Look through the lines below and extract each one that contains "cookie".

-- start --

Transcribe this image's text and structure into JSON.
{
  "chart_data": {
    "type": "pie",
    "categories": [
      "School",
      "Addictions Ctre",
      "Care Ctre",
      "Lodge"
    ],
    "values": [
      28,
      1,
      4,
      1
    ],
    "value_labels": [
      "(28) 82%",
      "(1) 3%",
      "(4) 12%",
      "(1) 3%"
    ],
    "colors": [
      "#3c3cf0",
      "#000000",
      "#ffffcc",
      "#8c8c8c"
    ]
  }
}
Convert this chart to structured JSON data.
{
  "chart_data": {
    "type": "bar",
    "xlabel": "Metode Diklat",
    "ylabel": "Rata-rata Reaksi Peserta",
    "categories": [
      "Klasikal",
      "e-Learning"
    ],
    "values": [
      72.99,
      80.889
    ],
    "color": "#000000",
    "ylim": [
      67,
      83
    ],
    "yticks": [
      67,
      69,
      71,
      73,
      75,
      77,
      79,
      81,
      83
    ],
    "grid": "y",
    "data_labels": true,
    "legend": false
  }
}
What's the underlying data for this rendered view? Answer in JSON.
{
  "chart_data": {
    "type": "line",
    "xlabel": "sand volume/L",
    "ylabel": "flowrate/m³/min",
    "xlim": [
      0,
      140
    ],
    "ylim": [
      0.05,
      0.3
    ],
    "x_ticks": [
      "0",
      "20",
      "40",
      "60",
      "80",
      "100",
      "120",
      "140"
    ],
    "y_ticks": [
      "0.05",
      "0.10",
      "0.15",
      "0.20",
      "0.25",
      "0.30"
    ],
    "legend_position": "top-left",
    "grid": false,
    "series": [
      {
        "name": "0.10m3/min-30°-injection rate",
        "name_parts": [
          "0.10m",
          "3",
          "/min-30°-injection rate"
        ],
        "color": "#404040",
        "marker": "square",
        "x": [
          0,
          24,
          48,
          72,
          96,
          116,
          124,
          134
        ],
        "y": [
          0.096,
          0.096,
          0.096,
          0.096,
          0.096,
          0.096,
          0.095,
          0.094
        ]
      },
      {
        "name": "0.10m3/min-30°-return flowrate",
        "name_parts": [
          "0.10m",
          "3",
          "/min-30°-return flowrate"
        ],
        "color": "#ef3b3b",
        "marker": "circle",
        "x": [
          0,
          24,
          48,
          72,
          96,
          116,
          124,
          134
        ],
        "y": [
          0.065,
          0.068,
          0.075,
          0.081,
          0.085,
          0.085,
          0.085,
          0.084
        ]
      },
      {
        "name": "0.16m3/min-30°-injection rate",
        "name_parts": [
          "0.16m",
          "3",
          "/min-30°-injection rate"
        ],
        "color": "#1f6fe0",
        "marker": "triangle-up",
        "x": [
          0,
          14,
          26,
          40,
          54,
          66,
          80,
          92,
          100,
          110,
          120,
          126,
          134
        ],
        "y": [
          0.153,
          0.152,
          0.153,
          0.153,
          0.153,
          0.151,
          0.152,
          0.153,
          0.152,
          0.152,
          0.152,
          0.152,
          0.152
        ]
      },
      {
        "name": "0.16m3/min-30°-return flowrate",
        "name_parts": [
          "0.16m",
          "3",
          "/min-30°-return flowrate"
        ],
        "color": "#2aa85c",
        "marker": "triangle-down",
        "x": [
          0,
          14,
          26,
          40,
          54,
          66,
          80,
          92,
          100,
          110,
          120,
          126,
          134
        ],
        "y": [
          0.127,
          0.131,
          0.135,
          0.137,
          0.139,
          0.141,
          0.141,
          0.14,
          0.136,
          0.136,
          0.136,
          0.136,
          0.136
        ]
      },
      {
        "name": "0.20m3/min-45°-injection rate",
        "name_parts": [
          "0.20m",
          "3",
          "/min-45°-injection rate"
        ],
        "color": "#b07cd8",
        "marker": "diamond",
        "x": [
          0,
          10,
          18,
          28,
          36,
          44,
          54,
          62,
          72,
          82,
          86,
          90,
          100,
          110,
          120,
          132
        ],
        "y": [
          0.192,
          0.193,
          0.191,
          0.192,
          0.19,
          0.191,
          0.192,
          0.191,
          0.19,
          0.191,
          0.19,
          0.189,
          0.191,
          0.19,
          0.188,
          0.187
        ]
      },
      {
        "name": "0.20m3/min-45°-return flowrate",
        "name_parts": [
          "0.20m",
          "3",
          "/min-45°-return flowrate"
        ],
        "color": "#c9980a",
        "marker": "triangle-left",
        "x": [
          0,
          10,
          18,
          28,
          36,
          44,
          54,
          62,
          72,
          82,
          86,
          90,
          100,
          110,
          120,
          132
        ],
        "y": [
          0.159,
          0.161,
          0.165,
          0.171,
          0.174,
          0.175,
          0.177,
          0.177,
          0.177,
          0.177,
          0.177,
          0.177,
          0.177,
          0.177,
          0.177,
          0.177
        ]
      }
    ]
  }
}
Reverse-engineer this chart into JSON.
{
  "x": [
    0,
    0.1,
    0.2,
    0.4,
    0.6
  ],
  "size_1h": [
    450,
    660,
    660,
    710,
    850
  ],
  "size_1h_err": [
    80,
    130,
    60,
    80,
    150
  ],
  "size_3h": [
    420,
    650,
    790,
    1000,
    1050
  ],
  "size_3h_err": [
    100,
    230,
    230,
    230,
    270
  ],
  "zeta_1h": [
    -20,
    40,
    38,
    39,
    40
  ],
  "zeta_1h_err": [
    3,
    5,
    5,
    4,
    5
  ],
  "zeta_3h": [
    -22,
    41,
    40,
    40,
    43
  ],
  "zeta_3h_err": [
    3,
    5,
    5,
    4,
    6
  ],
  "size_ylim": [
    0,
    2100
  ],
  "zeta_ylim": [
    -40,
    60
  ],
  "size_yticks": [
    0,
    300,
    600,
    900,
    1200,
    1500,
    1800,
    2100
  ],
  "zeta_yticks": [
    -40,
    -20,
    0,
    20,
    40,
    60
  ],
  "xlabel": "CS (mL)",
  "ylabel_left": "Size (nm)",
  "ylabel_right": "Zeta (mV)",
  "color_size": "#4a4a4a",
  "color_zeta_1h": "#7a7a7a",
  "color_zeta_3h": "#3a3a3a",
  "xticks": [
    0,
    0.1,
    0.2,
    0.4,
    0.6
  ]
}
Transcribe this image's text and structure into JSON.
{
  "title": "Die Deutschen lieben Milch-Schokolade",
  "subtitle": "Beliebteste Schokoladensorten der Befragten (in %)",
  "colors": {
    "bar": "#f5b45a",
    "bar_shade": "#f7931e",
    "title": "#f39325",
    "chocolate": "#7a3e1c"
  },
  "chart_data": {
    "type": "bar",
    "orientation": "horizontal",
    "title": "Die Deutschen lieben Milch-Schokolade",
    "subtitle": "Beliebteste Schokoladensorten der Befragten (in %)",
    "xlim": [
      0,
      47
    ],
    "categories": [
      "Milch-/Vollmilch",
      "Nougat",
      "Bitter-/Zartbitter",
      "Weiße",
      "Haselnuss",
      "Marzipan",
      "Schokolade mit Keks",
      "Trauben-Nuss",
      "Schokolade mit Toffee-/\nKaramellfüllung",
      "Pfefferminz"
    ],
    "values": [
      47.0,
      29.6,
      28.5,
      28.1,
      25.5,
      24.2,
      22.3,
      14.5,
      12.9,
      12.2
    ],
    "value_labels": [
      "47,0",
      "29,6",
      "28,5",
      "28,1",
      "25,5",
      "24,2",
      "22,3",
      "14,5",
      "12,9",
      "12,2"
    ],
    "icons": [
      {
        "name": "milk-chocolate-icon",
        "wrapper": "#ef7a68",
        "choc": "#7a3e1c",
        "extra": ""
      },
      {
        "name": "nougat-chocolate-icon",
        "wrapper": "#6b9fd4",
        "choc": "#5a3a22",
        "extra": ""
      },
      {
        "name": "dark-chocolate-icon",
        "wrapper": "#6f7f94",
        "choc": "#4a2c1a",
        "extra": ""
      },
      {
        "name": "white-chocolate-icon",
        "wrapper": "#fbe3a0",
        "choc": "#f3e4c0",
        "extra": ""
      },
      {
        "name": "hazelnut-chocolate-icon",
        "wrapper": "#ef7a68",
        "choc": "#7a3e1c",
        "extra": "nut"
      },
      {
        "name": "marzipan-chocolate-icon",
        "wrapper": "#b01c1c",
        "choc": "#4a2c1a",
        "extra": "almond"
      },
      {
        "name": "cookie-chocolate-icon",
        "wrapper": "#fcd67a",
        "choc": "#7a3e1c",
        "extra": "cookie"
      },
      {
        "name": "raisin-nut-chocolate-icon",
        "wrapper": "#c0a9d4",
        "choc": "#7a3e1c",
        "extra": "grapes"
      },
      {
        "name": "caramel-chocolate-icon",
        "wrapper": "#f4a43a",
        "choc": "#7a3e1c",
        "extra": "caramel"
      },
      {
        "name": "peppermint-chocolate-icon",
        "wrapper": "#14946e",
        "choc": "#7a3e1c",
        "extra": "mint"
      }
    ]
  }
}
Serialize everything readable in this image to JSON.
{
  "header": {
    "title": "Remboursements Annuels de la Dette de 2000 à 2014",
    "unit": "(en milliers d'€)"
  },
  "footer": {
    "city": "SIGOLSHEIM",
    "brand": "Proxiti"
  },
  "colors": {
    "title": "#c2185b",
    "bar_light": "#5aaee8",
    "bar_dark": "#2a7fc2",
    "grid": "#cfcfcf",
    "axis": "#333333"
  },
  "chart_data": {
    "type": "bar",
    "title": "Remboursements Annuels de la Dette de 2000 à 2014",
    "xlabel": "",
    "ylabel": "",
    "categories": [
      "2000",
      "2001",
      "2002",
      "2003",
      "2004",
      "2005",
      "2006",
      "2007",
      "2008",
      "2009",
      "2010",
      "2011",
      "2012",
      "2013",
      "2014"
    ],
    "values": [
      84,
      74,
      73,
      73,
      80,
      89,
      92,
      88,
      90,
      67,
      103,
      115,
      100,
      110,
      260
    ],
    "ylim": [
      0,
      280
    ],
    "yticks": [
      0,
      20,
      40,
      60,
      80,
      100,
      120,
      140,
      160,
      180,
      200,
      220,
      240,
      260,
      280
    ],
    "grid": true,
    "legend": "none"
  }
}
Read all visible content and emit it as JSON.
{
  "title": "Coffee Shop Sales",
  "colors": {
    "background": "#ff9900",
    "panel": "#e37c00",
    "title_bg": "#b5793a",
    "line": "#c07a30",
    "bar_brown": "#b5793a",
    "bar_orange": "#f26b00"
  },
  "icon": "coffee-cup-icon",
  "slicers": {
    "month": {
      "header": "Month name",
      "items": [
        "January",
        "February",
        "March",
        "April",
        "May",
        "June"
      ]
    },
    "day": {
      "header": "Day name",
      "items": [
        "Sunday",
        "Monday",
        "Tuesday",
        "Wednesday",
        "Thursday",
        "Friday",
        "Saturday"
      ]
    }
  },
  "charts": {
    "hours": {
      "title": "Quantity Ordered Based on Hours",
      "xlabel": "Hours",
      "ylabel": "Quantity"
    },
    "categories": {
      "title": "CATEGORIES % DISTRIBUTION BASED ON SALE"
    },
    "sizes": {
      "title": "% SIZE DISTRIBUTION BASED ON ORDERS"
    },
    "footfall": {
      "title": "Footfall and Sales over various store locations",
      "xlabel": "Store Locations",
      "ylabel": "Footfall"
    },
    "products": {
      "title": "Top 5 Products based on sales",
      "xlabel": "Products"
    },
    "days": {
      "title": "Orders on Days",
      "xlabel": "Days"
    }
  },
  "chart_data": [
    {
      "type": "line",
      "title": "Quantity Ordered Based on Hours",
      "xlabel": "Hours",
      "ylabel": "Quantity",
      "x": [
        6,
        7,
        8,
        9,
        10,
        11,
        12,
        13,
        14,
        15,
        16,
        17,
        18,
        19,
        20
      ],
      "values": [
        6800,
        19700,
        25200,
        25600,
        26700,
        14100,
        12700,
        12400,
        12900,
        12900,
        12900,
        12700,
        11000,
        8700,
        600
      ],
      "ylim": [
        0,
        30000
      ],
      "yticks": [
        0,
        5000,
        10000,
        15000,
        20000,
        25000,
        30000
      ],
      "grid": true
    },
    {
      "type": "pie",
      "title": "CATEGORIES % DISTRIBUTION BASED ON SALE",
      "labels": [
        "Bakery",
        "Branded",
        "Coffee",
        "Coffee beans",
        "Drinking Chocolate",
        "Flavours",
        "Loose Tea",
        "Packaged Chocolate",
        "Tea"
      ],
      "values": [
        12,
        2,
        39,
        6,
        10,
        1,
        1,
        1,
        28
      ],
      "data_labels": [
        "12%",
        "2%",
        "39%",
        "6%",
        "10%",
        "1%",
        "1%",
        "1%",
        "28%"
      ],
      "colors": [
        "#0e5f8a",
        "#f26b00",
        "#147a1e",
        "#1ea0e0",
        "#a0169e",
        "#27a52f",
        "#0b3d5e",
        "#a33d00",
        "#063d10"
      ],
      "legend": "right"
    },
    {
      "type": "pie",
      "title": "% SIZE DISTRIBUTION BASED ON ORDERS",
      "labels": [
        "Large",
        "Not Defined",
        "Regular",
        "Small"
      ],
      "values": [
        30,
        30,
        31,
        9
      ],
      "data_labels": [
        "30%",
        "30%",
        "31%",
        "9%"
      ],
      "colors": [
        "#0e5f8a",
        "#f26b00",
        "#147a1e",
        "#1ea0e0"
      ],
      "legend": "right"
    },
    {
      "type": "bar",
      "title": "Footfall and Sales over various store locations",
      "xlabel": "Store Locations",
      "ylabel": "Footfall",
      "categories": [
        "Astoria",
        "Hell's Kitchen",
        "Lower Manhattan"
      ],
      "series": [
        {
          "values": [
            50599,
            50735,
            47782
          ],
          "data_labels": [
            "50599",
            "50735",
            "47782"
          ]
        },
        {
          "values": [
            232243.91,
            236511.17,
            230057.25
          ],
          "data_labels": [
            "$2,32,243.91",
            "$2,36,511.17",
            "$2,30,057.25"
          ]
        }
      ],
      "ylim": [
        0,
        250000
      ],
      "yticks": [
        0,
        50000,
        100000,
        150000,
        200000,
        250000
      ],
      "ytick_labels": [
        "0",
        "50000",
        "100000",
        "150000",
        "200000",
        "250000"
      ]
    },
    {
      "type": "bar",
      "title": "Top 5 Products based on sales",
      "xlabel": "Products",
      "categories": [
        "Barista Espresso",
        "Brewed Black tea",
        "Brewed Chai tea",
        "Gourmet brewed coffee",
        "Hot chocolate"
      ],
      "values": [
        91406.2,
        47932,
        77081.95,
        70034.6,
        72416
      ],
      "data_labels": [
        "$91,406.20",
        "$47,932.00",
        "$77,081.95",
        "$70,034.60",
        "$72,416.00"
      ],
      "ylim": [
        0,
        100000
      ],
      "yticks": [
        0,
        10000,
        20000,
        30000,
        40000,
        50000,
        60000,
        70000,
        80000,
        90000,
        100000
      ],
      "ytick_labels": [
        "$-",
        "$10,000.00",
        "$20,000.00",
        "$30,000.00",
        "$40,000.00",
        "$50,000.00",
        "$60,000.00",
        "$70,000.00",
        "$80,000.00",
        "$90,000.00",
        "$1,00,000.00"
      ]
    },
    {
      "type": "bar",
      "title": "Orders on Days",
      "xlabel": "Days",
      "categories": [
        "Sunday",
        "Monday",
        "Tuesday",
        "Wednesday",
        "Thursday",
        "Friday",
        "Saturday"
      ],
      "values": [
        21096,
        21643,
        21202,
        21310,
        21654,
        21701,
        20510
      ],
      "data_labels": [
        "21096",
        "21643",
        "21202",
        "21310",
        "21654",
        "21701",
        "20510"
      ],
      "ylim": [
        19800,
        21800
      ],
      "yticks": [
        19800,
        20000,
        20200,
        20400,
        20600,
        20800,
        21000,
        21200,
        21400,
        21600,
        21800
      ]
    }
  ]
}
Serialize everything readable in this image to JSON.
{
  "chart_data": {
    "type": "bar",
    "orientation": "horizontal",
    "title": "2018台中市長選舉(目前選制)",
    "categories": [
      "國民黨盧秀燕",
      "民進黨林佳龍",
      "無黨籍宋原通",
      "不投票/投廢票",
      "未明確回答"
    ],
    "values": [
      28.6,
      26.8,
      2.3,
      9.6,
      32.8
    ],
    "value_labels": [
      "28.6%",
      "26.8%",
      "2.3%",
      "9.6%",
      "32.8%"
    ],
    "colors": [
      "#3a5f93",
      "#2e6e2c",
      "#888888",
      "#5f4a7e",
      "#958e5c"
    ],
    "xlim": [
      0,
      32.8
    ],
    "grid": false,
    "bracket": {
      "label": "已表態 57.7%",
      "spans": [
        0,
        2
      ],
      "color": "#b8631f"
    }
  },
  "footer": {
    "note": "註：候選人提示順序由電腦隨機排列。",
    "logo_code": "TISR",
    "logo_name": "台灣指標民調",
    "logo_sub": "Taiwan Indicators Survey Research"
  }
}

-- end --

● **Expected output**:
        "name": "cookie-chocolate-icon",
        "extra": "cookie"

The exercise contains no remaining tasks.